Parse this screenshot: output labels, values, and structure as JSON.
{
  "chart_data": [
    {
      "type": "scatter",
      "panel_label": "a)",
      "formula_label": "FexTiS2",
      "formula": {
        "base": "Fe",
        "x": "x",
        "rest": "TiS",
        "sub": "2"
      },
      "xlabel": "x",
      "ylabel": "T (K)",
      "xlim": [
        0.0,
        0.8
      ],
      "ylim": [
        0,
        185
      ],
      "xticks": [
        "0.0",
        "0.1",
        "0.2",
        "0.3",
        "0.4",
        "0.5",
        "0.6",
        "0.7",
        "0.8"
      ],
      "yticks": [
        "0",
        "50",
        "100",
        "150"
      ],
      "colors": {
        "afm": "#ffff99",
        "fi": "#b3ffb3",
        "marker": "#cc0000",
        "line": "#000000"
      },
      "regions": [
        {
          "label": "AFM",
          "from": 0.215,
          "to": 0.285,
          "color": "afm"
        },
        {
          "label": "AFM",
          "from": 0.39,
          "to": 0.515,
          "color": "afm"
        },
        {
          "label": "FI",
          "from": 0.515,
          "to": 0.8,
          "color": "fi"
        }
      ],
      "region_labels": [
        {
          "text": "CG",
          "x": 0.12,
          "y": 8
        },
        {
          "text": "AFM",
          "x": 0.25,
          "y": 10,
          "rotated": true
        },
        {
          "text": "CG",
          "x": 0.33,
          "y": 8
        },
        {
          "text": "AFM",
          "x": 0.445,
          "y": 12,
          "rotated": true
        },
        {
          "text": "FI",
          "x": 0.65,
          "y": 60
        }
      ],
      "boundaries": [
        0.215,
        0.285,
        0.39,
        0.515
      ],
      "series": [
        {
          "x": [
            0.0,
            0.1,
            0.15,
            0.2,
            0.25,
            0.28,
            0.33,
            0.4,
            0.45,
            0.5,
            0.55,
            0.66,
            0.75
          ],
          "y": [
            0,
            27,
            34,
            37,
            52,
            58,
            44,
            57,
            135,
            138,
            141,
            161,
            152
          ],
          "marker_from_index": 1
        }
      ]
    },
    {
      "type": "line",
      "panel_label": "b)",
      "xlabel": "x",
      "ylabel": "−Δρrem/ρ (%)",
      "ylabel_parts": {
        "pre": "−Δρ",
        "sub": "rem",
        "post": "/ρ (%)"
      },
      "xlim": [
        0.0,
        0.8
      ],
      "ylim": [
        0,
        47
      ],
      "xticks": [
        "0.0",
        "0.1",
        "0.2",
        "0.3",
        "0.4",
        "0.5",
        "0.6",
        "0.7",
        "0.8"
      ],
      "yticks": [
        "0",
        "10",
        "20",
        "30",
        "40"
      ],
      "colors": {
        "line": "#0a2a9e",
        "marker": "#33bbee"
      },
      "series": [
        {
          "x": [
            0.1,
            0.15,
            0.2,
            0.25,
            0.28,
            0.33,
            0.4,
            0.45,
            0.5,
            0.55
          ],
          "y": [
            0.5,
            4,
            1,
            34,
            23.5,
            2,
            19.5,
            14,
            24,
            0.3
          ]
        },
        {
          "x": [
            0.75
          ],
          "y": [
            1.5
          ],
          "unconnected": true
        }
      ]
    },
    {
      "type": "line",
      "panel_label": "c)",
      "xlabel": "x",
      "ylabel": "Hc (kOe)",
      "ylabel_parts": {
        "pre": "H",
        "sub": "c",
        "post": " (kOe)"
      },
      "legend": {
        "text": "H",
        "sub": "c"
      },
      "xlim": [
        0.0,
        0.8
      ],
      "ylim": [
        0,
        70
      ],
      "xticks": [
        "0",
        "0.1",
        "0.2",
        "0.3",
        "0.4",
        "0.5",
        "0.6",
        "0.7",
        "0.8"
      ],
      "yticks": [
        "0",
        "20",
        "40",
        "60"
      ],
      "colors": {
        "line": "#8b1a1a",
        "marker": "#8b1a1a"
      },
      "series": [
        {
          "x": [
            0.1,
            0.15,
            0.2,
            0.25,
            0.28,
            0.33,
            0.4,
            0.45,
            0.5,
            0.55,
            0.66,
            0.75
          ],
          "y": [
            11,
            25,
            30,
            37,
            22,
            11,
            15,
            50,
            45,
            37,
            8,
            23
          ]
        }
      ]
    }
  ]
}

■ ■ ■ ■

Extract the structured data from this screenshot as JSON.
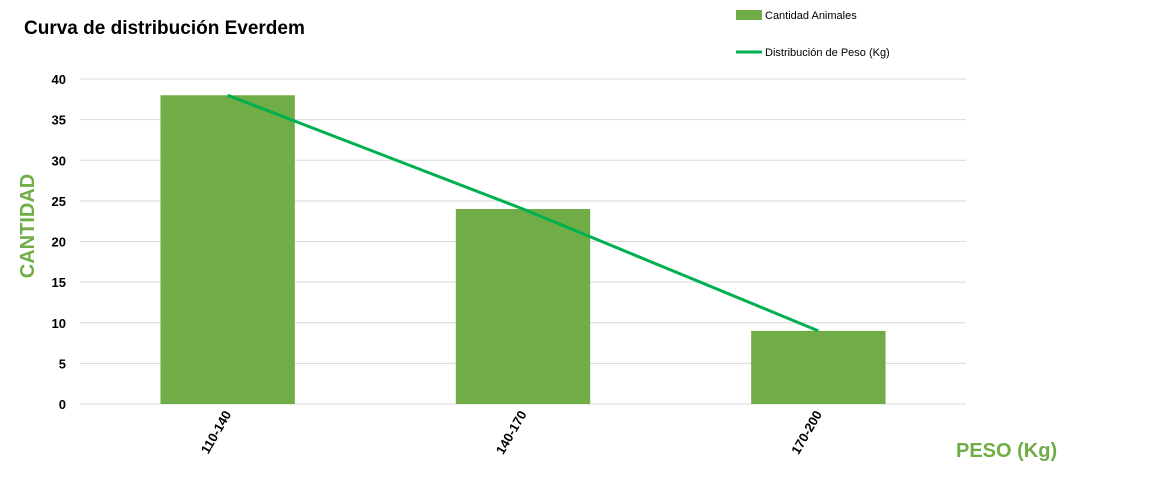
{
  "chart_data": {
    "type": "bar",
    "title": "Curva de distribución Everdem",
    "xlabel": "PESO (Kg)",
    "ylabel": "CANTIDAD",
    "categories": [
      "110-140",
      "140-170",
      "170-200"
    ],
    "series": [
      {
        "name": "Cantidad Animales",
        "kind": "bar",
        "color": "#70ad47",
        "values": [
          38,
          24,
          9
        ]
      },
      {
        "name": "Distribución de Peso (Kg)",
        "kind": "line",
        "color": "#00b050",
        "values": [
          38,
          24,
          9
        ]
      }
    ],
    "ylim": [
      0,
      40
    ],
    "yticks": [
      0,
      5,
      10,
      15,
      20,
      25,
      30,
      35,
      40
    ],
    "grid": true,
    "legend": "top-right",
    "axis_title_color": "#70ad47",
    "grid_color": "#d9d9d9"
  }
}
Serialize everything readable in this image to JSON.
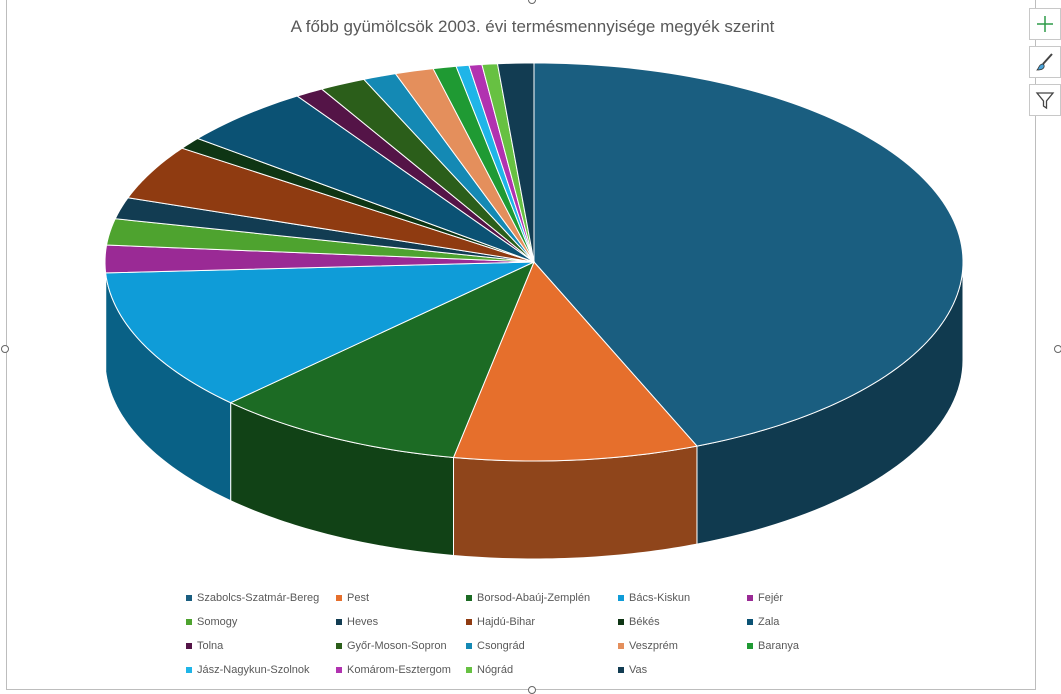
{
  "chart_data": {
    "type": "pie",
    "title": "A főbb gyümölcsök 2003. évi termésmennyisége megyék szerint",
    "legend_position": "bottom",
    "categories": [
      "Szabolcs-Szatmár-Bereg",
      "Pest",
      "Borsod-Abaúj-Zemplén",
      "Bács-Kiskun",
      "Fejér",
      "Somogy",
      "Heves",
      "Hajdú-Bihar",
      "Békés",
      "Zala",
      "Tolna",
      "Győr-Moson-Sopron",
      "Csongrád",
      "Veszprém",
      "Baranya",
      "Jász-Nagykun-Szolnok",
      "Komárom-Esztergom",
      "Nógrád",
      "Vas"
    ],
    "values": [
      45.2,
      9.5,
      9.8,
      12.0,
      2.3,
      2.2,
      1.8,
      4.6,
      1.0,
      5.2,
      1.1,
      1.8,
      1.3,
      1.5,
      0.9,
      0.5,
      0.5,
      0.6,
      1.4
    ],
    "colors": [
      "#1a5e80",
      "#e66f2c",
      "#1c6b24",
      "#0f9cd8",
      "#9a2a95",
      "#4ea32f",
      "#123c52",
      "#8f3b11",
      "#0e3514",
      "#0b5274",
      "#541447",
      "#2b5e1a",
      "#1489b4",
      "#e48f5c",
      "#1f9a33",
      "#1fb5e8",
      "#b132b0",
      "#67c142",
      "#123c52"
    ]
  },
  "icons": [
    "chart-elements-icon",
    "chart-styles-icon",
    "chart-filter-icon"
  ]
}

■ ■ ■ ■

_WHAT THIS TASK INVOLVES_
In the material above, find the lines that contain "true" and show them.

_WORKED ANSWER_
          "rotated": true
          "rotated": true
          "unconnected": true
    "grid": true,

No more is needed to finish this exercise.